WHAT THIS TASK INVOLVES:
Your task is to reproduce the entries below word for word.
Start MATERIALS PROVIDED
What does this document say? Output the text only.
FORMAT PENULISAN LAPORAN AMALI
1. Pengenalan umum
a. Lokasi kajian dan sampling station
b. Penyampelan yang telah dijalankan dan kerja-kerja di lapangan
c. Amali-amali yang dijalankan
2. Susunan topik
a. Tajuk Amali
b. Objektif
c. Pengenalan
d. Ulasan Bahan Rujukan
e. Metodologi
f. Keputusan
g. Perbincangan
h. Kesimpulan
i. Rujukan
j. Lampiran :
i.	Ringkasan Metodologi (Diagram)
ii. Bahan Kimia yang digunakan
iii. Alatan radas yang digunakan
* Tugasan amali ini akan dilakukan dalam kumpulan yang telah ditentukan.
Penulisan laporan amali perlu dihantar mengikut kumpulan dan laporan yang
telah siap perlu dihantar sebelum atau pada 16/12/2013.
End MATERIALS PROVIDED
SOLUTION FOR THIS TASK:
What does this document say? Output the text only.
FORMAT PENULISAN LAPORAN AMALI
1. Pengenalan umum
a. Lokasi kajian dan sampling station
b. Penyampelan yang telah dijalankan dan kerja-kerja di lapangan
c. Amali-amali yang dijalankan
2. Susunan topik
a. Tajuk Amali
b. Objektif
c. Pengenalan
d. Ulasan Bahan Rujukan
e. Metodologi
f. Keputusan
g. Perbincangan
h. Kesimpulan
i. Rujukan
j. Lampiran :
i.	Ringkasan Metodologi (Diagram)
ii. Bahan Kimia yang digunakan
iii. Alatan radas yang digunakan
* Tugasan amali ini akan dilakukan dalam kumpulan yang telah ditentukan.
Penulisan laporan amali perlu dihantar mengikut kumpulan dan laporan yang
telah siap perlu dihantar sebelum atau pada 16/12/2013.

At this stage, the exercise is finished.